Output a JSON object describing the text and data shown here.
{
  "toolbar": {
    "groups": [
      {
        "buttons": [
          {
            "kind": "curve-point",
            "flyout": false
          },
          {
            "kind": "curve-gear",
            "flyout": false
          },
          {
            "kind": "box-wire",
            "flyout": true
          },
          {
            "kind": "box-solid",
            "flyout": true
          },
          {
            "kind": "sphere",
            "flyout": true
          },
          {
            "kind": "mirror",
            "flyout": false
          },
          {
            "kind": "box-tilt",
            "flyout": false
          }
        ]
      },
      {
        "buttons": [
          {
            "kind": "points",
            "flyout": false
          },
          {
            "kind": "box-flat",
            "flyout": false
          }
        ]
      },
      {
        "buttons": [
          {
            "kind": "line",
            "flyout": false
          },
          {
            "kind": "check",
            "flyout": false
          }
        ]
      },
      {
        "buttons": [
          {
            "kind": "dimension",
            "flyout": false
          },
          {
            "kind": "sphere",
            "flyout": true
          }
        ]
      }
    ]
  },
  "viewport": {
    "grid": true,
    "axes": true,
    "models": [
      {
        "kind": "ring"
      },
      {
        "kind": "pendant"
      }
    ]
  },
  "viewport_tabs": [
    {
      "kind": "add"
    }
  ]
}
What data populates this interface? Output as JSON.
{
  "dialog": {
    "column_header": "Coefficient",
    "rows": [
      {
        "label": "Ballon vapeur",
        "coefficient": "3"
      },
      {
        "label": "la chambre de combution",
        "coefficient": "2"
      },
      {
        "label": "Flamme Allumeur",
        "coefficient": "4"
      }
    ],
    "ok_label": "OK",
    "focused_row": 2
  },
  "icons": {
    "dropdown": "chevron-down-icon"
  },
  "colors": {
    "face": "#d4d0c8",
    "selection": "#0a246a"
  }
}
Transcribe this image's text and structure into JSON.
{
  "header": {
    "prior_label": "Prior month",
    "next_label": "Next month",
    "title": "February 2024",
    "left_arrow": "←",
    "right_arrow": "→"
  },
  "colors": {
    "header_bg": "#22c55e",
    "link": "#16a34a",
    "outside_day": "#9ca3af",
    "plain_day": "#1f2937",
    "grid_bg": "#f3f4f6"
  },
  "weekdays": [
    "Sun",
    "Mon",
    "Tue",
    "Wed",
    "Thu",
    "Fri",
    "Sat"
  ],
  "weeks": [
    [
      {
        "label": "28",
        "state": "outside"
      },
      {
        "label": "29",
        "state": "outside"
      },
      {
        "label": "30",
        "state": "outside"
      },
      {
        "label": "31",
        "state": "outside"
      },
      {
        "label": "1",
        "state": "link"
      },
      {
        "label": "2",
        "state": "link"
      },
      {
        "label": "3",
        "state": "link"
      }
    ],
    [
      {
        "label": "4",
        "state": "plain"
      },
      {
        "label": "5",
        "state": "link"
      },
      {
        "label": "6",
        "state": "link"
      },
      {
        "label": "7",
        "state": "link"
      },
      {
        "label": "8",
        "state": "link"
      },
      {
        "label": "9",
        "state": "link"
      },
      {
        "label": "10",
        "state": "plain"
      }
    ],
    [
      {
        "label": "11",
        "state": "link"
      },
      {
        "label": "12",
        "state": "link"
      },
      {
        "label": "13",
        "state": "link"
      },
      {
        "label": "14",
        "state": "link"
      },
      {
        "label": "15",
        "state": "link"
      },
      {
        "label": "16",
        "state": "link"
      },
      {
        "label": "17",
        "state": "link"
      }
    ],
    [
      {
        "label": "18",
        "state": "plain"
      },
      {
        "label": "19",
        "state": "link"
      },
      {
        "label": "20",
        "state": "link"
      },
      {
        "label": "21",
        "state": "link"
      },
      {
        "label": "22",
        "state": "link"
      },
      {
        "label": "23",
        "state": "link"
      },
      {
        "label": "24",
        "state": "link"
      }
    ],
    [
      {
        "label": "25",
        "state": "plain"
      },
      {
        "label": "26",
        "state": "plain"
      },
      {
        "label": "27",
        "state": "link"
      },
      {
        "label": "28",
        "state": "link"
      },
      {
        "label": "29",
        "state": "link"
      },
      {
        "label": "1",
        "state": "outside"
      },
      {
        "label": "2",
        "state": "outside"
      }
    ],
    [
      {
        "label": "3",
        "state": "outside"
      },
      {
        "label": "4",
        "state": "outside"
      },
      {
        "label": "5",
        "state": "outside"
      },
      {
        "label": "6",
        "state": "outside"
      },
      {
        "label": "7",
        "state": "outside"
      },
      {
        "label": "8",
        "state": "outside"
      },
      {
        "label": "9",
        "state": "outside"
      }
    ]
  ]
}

────────────────────────────────────────

* The task *
Pick out each line containing "data" and report it.

* Correct result *
Output a JSON object describing the text and data shown here.
What data populates this interface? Output as JSON.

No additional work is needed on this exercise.